#### WORK INSTRUCTIONS:
Output every entry exactly as written, but omit the pictures.

#### MATERIAL SUPPLIED:
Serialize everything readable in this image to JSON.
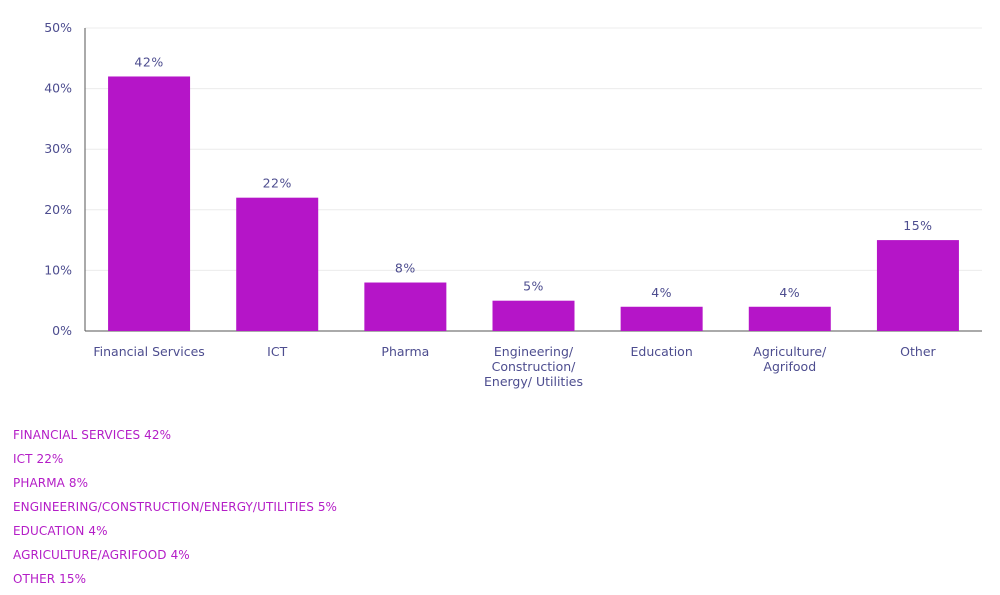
{
  "chart_data": {
    "type": "bar",
    "categories": [
      [
        "Financial Services"
      ],
      [
        "ICT"
      ],
      [
        "Pharma"
      ],
      [
        "Engineering/",
        "Construction/",
        "Energy/ Utilities"
      ],
      [
        "Education"
      ],
      [
        "Agriculture/",
        "Agrifood"
      ],
      [
        "Other"
      ]
    ],
    "values": [
      42,
      22,
      8,
      5,
      4,
      4,
      15
    ],
    "value_labels": [
      "42%",
      "22%",
      "8%",
      "5%",
      "4%",
      "4%",
      "15%"
    ],
    "y_ticks": [
      "0%",
      "10%",
      "20%",
      "30%",
      "40%",
      "50%"
    ],
    "ylim": [
      0,
      50
    ],
    "grid": true,
    "bar_color": "#b515c8",
    "title": "",
    "xlabel": "",
    "ylabel": ""
  },
  "legend": {
    "items": [
      "FINANCIAL SERVICES 42%",
      "ICT 22%",
      "PHARMA 8%",
      "ENGINEERING/CONSTRUCTION/ENERGY/UTILITIES 5%",
      "EDUCATION 4%",
      "AGRICULTURE/AGRIFOOD 4%",
      "OTHER 15%"
    ]
  }
}
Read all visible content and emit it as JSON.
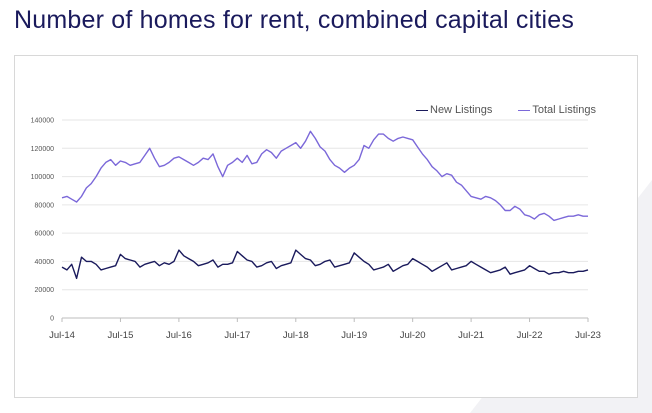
{
  "title": "Number of homes for rent, combined capital cities",
  "chart_data": {
    "type": "line",
    "title": "Number of homes for rent, combined capital cities",
    "xlabel": "",
    "ylabel": "",
    "x_ticks": [
      "Jul-14",
      "Jul-15",
      "Jul-16",
      "Jul-17",
      "Jul-18",
      "Jul-19",
      "Jul-20",
      "Jul-21",
      "Jul-22",
      "Jul-23"
    ],
    "y_ticks": [
      0,
      20000,
      40000,
      60000,
      80000,
      100000,
      120000,
      140000
    ],
    "ylim": [
      0,
      140000
    ],
    "grid": "horizontal",
    "legend_position": "top-right",
    "x_start": "2014-07",
    "x_step": "month",
    "series": [
      {
        "name": "New Listings",
        "color": "#1a1a5c",
        "values": [
          36000,
          34000,
          38000,
          28000,
          43000,
          40000,
          40000,
          38000,
          34000,
          35000,
          36000,
          37000,
          45000,
          42000,
          41000,
          40000,
          36000,
          38000,
          39000,
          40000,
          37000,
          39000,
          38000,
          40000,
          48000,
          44000,
          42000,
          40000,
          37000,
          38000,
          39000,
          41000,
          36000,
          38000,
          38000,
          39000,
          47000,
          44000,
          41000,
          40000,
          36000,
          37000,
          39000,
          40000,
          35000,
          37000,
          38000,
          39000,
          48000,
          45000,
          42000,
          41000,
          37000,
          38000,
          40000,
          41000,
          36000,
          37000,
          38000,
          39000,
          46000,
          43000,
          40000,
          38000,
          34000,
          35000,
          36000,
          38000,
          33000,
          35000,
          37000,
          38000,
          42000,
          40000,
          38000,
          36000,
          33000,
          35000,
          37000,
          39000,
          34000,
          35000,
          36000,
          37000,
          40000,
          38000,
          36000,
          34000,
          32000,
          33000,
          34000,
          36000,
          31000,
          32000,
          33000,
          34000,
          37000,
          35000,
          33000,
          33000,
          31000,
          32000,
          32000,
          33000,
          32000,
          32000,
          33000,
          33000,
          34000
        ]
      },
      {
        "name": "Total Listings",
        "color": "#7b68d9",
        "values": [
          85000,
          86000,
          84000,
          82000,
          86000,
          92000,
          95000,
          100000,
          106000,
          110000,
          112000,
          108000,
          111000,
          110000,
          108000,
          109000,
          110000,
          115000,
          120000,
          113000,
          107000,
          108000,
          110000,
          113000,
          114000,
          112000,
          110000,
          108000,
          110000,
          113000,
          112000,
          116000,
          107000,
          100000,
          108000,
          110000,
          113000,
          110000,
          115000,
          109000,
          110000,
          116000,
          119000,
          117000,
          113000,
          118000,
          120000,
          122000,
          124000,
          120000,
          125000,
          132000,
          127000,
          121000,
          118000,
          112000,
          108000,
          106000,
          103000,
          106000,
          108000,
          112000,
          122000,
          120000,
          126000,
          130000,
          130000,
          127000,
          125000,
          127000,
          128000,
          127000,
          126000,
          121000,
          116000,
          112000,
          107000,
          104000,
          100000,
          102000,
          101000,
          96000,
          94000,
          90000,
          86000,
          85000,
          84000,
          86000,
          85000,
          83000,
          80000,
          76000,
          76000,
          79000,
          77000,
          73000,
          72000,
          70000,
          73000,
          74000,
          72000,
          69000,
          70000,
          71000,
          72000,
          72000,
          73000,
          72000,
          72000
        ]
      }
    ]
  }
}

#### RIGHT ANSWER:
Serialize everything readable in this image to JSON.
{
  "chart_data": {
    "type": "bar",
    "categories": [
      [
        "Financial Services"
      ],
      [
        "ICT"
      ],
      [
        "Pharma"
      ],
      [
        "Engineering/",
        "Construction/",
        "Energy/ Utilities"
      ],
      [
        "Education"
      ],
      [
        "Agriculture/",
        "Agrifood"
      ],
      [
        "Other"
      ]
    ],
    "values": [
      42,
      22,
      8,
      5,
      4,
      4,
      15
    ],
    "value_labels": [
      "42%",
      "22%",
      "8%",
      "5%",
      "4%",
      "4%",
      "15%"
    ],
    "y_ticks": [
      "0%",
      "10%",
      "20%",
      "30%",
      "40%",
      "50%"
    ],
    "ylim": [
      0,
      50
    ],
    "grid": true,
    "bar_color": "#b515c8",
    "title": "",
    "xlabel": "",
    "ylabel": ""
  },
  "legend": {
    "items": [
      "FINANCIAL SERVICES 42%",
      "ICT 22%",
      "PHARMA 8%",
      "ENGINEERING/CONSTRUCTION/ENERGY/UTILITIES 5%",
      "EDUCATION 4%",
      "AGRICULTURE/AGRIFOOD 4%",
      "OTHER 15%"
    ]
  }
}
Read all visible content and emit it as JSON.
{
  "title": "Number of homes for rent, combined capital cities",
  "chart_data": {
    "type": "line",
    "title": "Number of homes for rent, combined capital cities",
    "xlabel": "",
    "ylabel": "",
    "x_ticks": [
      "Jul-14",
      "Jul-15",
      "Jul-16",
      "Jul-17",
      "Jul-18",
      "Jul-19",
      "Jul-20",
      "Jul-21",
      "Jul-22",
      "Jul-23"
    ],
    "y_ticks": [
      0,
      20000,
      40000,
      60000,
      80000,
      100000,
      120000,
      140000
    ],
    "ylim": [
      0,
      140000
    ],
    "grid": "horizontal",
    "legend_position": "top-right",
    "x_start": "2014-07",
    "x_step": "month",
    "series": [
      {
        "name": "New Listings",
        "color": "#1a1a5c",
        "values": [
          36000,
          34000,
          38000,
          28000,
          43000,
          40000,
          40000,
          38000,
          34000,
          35000,
          36000,
          37000,
          45000,
          42000,
          41000,
          40000,
          36000,
          38000,
          39000,
          40000,
          37000,
          39000,
          38000,
          40000,
          48000,
          44000,
          42000,
          40000,
          37000,
          38000,
          39000,
          41000,
          36000,
          38000,
          38000,
          39000,
          47000,
          44000,
          41000,
          40000,
          36000,
          37000,
          39000,
          40000,
          35000,
          37000,
          38000,
          39000,
          48000,
          45000,
          42000,
          41000,
          37000,
          38000,
          40000,
          41000,
          36000,
          37000,
          38000,
          39000,
          46000,
          43000,
          40000,
          38000,
          34000,
          35000,
          36000,
          38000,
          33000,
          35000,
          37000,
          38000,
          42000,
          40000,
          38000,
          36000,
          33000,
          35000,
          37000,
          39000,
          34000,
          35000,
          36000,
          37000,
          40000,
          38000,
          36000,
          34000,
          32000,
          33000,
          34000,
          36000,
          31000,
          32000,
          33000,
          34000,
          37000,
          35000,
          33000,
          33000,
          31000,
          32000,
          32000,
          33000,
          32000,
          32000,
          33000,
          33000,
          34000
        ]
      },
      {
        "name": "Total Listings",
        "color": "#7b68d9",
        "values": [
          85000,
          86000,
          84000,
          82000,
          86000,
          92000,
          95000,
          100000,
          106000,
          110000,
          112000,
          108000,
          111000,
          110000,
          108000,
          109000,
          110000,
          115000,
          120000,
          113000,
          107000,
          108000,
          110000,
          113000,
          114000,
          112000,
          110000,
          108000,
          110000,
          113000,
          112000,
          116000,
          107000,
          100000,
          108000,
          110000,
          113000,
          110000,
          115000,
          109000,
          110000,
          116000,
          119000,
          117000,
          113000,
          118000,
          120000,
          122000,
          124000,
          120000,
          125000,
          132000,
          127000,
          121000,
          118000,
          112000,
          108000,
          106000,
          103000,
          106000,
          108000,
          112000,
          122000,
          120000,
          126000,
          130000,
          130000,
          127000,
          125000,
          127000,
          128000,
          127000,
          126000,
          121000,
          116000,
          112000,
          107000,
          104000,
          100000,
          102000,
          101000,
          96000,
          94000,
          90000,
          86000,
          85000,
          84000,
          86000,
          85000,
          83000,
          80000,
          76000,
          76000,
          79000,
          77000,
          73000,
          72000,
          70000,
          73000,
          74000,
          72000,
          69000,
          70000,
          71000,
          72000,
          72000,
          73000,
          72000,
          72000
        ]
      }
    ]
  }
}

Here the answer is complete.